● What you will do
Can you pull out each line of the data below that includes the word "circle"?

● Input rows
-------------------------

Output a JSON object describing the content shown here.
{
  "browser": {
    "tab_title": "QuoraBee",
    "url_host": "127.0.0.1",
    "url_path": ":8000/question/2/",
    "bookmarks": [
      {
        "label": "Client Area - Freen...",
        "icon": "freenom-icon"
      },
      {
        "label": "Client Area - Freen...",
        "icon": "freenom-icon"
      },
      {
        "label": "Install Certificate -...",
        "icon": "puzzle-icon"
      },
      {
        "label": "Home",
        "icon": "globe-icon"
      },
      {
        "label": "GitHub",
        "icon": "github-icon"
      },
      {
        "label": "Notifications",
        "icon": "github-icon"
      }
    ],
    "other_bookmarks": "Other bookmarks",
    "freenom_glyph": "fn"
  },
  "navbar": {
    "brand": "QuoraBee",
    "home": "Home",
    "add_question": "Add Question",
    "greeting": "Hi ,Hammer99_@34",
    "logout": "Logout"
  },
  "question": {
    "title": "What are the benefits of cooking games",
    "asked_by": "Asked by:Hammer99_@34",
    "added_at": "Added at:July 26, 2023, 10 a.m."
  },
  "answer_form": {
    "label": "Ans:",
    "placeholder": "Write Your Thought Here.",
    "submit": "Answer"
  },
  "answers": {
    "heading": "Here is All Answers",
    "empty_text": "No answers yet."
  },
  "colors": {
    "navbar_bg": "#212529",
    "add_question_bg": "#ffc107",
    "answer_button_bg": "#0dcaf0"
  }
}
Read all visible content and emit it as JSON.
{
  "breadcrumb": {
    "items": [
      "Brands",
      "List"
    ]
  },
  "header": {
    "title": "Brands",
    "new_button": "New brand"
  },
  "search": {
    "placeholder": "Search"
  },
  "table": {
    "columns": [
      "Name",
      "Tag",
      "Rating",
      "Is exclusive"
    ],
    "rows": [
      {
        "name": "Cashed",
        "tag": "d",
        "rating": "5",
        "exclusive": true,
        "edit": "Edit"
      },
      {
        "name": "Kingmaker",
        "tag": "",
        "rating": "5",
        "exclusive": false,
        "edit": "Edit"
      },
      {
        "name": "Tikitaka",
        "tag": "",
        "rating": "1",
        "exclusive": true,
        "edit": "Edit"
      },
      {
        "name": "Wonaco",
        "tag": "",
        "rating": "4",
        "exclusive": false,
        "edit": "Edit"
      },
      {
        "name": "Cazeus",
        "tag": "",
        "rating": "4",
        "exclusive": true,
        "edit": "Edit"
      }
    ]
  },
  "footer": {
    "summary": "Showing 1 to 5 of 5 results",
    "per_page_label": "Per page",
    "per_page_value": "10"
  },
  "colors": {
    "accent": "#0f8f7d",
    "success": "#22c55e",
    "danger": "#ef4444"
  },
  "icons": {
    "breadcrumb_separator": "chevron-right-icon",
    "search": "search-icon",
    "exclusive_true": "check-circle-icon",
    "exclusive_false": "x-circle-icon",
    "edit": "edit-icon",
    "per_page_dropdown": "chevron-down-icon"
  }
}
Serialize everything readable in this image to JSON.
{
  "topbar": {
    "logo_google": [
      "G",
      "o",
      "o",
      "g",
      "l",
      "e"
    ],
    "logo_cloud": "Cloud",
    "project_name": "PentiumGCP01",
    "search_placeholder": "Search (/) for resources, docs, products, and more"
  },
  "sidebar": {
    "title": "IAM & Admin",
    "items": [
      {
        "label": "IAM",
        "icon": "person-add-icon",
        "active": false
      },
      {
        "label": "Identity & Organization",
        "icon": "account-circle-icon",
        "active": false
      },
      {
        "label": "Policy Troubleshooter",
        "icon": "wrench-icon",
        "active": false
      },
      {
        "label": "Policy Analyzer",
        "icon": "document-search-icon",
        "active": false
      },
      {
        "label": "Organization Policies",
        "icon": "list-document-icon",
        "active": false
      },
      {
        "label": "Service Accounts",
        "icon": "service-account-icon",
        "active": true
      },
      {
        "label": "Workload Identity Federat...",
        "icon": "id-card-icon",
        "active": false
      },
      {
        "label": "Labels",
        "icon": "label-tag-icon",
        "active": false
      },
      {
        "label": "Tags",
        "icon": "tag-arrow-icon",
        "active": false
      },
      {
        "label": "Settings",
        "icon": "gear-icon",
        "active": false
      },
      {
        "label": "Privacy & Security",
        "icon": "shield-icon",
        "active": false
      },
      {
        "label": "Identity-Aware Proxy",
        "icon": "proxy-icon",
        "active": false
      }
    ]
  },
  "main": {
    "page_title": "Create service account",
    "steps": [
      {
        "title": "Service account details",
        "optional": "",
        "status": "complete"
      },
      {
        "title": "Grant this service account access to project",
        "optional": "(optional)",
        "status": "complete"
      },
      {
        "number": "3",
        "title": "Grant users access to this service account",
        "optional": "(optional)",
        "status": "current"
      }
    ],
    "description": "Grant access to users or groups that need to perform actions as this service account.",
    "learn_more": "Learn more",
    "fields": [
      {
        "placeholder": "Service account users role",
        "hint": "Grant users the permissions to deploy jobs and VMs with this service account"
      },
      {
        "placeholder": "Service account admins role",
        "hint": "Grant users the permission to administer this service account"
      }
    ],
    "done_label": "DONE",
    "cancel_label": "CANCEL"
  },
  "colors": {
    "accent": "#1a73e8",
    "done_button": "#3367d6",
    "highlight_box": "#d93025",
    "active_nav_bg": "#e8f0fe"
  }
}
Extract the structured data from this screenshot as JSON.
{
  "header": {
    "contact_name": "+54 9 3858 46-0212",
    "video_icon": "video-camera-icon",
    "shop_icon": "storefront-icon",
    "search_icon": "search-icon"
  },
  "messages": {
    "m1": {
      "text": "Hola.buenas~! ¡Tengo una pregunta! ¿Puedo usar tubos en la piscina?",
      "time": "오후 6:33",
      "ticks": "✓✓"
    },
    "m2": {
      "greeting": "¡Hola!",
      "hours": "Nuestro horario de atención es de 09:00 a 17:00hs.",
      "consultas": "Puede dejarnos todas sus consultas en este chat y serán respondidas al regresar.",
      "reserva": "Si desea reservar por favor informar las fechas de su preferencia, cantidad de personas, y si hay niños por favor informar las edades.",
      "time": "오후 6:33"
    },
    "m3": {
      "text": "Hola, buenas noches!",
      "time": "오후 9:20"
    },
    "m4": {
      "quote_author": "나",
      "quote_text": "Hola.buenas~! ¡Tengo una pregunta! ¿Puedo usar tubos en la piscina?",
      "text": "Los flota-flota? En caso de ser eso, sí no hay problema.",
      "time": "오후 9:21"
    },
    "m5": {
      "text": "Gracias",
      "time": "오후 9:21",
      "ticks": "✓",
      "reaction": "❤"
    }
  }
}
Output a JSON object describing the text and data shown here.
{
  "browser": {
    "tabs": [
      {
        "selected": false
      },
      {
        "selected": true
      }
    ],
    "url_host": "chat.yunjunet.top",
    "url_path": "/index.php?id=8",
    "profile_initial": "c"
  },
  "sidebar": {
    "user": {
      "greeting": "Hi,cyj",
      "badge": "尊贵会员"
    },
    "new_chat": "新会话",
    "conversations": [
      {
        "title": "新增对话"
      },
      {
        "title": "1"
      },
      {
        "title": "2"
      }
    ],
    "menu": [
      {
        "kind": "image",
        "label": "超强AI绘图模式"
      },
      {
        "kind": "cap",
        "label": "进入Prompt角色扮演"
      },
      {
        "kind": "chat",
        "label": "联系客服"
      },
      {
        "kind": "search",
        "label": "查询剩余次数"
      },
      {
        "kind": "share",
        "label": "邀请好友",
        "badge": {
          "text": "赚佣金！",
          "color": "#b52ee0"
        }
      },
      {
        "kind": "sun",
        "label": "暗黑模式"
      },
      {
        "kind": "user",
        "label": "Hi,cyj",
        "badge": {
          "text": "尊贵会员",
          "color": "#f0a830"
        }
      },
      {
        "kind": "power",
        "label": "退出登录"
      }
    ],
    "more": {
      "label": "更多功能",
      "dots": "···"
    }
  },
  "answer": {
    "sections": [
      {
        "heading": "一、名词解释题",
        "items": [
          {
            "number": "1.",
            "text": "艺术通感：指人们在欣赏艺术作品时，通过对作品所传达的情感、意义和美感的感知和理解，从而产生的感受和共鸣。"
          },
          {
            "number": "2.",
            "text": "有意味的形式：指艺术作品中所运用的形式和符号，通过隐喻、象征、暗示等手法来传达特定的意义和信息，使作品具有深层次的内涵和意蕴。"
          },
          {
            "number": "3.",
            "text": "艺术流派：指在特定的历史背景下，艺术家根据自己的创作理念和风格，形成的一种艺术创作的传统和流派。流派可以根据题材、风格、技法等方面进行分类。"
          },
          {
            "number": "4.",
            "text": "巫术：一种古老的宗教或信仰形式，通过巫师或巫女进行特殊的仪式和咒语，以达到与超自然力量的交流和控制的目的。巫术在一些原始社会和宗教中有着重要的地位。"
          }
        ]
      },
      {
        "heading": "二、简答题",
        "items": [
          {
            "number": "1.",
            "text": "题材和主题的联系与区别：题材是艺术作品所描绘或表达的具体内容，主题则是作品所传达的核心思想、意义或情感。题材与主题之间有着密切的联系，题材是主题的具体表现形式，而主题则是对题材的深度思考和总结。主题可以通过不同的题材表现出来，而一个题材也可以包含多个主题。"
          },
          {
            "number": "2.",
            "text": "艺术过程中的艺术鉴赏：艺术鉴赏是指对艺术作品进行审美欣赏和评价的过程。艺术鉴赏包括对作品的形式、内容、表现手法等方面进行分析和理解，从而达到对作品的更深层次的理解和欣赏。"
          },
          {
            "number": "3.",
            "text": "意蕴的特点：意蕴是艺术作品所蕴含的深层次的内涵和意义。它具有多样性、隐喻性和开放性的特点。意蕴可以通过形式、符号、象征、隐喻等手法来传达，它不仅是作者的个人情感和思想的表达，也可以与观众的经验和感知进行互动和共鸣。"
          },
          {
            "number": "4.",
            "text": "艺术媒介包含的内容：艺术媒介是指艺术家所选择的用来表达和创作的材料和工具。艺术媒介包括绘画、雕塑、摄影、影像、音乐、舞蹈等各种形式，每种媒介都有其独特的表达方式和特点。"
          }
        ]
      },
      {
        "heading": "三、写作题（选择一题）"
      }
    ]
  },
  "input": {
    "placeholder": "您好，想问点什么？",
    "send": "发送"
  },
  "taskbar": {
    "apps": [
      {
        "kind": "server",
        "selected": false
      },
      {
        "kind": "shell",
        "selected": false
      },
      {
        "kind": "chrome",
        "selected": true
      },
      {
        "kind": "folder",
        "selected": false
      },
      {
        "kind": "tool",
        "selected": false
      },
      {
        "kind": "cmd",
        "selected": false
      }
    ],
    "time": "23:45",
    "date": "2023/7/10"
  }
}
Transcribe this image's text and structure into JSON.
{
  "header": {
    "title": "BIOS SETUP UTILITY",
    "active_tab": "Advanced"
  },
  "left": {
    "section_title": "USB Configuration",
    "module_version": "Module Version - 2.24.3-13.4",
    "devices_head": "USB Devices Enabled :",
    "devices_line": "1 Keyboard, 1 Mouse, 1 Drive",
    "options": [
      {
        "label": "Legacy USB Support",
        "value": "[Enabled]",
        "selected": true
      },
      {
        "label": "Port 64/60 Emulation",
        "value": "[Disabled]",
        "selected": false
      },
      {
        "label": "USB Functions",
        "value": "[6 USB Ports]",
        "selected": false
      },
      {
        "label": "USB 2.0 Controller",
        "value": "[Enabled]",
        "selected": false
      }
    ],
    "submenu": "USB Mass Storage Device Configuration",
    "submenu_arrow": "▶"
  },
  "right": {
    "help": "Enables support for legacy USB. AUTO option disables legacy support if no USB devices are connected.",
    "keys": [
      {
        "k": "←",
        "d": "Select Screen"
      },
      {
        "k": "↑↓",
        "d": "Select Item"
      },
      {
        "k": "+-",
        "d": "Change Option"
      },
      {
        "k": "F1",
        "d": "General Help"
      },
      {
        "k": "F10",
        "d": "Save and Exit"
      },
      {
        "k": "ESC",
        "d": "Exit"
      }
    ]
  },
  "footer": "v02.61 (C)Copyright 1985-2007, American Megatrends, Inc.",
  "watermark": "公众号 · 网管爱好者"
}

-------------------------

● Result of this task
    "exclusive_true": "check-circle-icon",
    "exclusive_false": "x-circle-icon",
        "icon": "account-circle-icon",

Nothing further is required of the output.